§ **TASK BRIEF**: Reproduce every entry that follows word for word, but omit the images.

─── PROVIDED ENTRIES ───

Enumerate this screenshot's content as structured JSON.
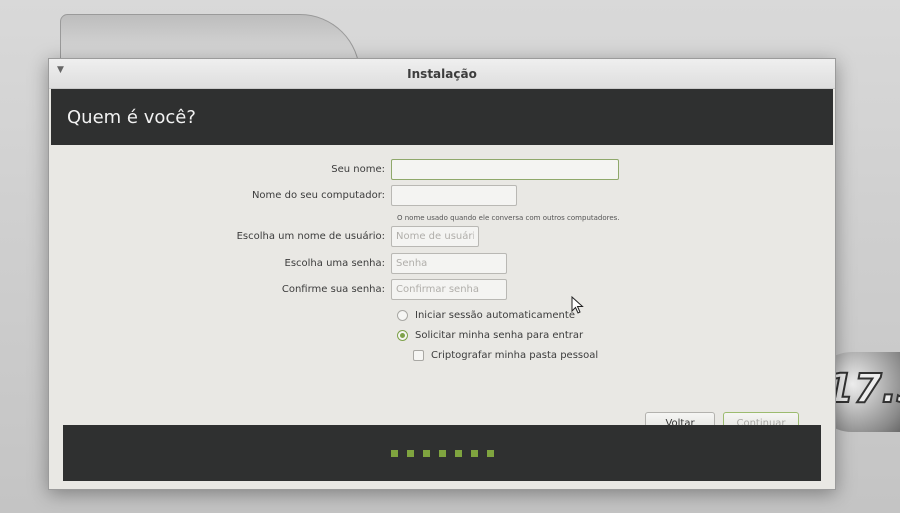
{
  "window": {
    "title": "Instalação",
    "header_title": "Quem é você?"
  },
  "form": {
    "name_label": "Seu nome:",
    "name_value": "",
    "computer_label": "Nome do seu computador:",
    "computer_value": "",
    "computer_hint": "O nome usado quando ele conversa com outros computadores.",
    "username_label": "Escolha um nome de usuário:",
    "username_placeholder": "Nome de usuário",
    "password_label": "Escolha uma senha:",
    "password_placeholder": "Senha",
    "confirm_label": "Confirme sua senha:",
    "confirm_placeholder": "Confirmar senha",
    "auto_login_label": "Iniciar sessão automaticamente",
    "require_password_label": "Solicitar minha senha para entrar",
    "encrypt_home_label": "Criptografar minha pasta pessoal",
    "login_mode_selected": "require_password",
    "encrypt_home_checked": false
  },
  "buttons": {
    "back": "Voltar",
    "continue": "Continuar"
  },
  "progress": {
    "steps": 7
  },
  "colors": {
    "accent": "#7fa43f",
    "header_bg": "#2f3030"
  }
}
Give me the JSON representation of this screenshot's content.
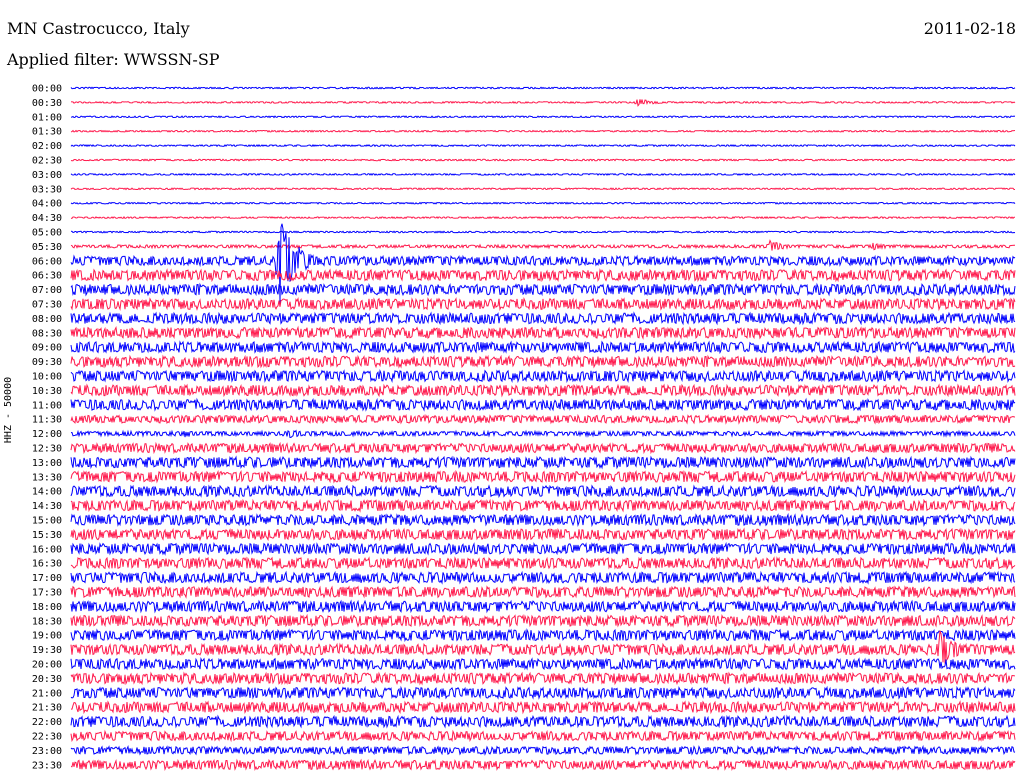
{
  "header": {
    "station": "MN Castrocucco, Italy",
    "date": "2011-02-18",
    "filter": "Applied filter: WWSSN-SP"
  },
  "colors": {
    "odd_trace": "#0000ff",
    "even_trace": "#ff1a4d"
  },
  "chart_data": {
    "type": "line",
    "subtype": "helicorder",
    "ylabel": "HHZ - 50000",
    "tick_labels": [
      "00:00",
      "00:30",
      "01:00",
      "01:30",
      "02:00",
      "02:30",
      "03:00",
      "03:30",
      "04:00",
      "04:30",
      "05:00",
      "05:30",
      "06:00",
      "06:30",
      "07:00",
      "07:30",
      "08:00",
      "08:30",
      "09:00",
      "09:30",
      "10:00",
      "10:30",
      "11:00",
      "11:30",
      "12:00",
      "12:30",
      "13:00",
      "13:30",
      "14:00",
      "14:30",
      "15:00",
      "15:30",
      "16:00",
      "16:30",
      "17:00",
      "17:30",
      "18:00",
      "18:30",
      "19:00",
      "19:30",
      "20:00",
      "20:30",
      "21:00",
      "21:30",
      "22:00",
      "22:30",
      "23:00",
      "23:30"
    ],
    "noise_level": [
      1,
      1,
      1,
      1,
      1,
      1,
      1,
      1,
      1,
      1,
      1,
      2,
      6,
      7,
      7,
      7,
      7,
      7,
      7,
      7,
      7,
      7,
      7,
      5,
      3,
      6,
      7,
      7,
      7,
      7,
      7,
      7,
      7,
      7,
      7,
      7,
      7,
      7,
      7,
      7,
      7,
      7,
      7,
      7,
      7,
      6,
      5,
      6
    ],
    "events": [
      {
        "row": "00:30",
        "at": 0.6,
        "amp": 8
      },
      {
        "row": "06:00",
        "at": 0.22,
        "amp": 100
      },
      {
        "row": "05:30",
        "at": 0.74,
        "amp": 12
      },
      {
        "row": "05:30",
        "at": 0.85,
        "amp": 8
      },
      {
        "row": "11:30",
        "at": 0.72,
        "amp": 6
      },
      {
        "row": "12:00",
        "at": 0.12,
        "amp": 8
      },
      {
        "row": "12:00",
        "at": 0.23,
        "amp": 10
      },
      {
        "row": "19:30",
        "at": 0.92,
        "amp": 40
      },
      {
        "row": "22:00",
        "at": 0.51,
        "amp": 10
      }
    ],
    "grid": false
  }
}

───

§ **WRITTEN SOLUTION**:
Enumerate this screenshot's content as structured JSON.
{
  "window": {
    "title": "Instalação",
    "header_title": "Quem é você?"
  },
  "form": {
    "name_label": "Seu nome:",
    "name_value": "",
    "computer_label": "Nome do seu computador:",
    "computer_value": "",
    "computer_hint": "O nome usado quando ele conversa com outros computadores.",
    "username_label": "Escolha um nome de usuário:",
    "username_placeholder": "Nome de usuário",
    "password_label": "Escolha uma senha:",
    "password_placeholder": "Senha",
    "confirm_label": "Confirme sua senha:",
    "confirm_placeholder": "Confirmar senha",
    "auto_login_label": "Iniciar sessão automaticamente",
    "require_password_label": "Solicitar minha senha para entrar",
    "encrypt_home_label": "Criptografar minha pasta pessoal",
    "login_mode_selected": "require_password",
    "encrypt_home_checked": false
  },
  "buttons": {
    "back": "Voltar",
    "continue": "Continuar"
  },
  "progress": {
    "steps": 7
  },
  "colors": {
    "accent": "#7fa43f",
    "header_bg": "#2f3030"
  }
}
Give me the JSON representation of this screenshot's content.
{
  "header": {
    "station": "MN Castrocucco, Italy",
    "date": "2011-02-18",
    "filter": "Applied filter: WWSSN-SP"
  },
  "colors": {
    "odd_trace": "#0000ff",
    "even_trace": "#ff1a4d"
  },
  "chart_data": {
    "type": "line",
    "subtype": "helicorder",
    "ylabel": "HHZ - 50000",
    "tick_labels": [
      "00:00",
      "00:30",
      "01:00",
      "01:30",
      "02:00",
      "02:30",
      "03:00",
      "03:30",
      "04:00",
      "04:30",
      "05:00",
      "05:30",
      "06:00",
      "06:30",
      "07:00",
      "07:30",
      "08:00",
      "08:30",
      "09:00",
      "09:30",
      "10:00",
      "10:30",
      "11:00",
      "11:30",
      "12:00",
      "12:30",
      "13:00",
      "13:30",
      "14:00",
      "14:30",
      "15:00",
      "15:30",
      "16:00",
      "16:30",
      "17:00",
      "17:30",
      "18:00",
      "18:30",
      "19:00",
      "19:30",
      "20:00",
      "20:30",
      "21:00",
      "21:30",
      "22:00",
      "22:30",
      "23:00",
      "23:30"
    ],
    "noise_level": [
      1,
      1,
      1,
      1,
      1,
      1,
      1,
      1,
      1,
      1,
      1,
      2,
      6,
      7,
      7,
      7,
      7,
      7,
      7,
      7,
      7,
      7,
      7,
      5,
      3,
      6,
      7,
      7,
      7,
      7,
      7,
      7,
      7,
      7,
      7,
      7,
      7,
      7,
      7,
      7,
      7,
      7,
      7,
      7,
      7,
      6,
      5,
      6
    ],
    "events": [
      {
        "row": "00:30",
        "at": 0.6,
        "amp": 8
      },
      {
        "row": "06:00",
        "at": 0.22,
        "amp": 100
      },
      {
        "row": "05:30",
        "at": 0.74,
        "amp": 12
      },
      {
        "row": "05:30",
        "at": 0.85,
        "amp": 8
      },
      {
        "row": "11:30",
        "at": 0.72,
        "amp": 6
      },
      {
        "row": "12:00",
        "at": 0.12,
        "amp": 8
      },
      {
        "row": "12:00",
        "at": 0.23,
        "amp": 10
      },
      {
        "row": "19:30",
        "at": 0.92,
        "amp": 40
      },
      {
        "row": "22:00",
        "at": 0.51,
        "amp": 10
      }
    ],
    "grid": false
  }
}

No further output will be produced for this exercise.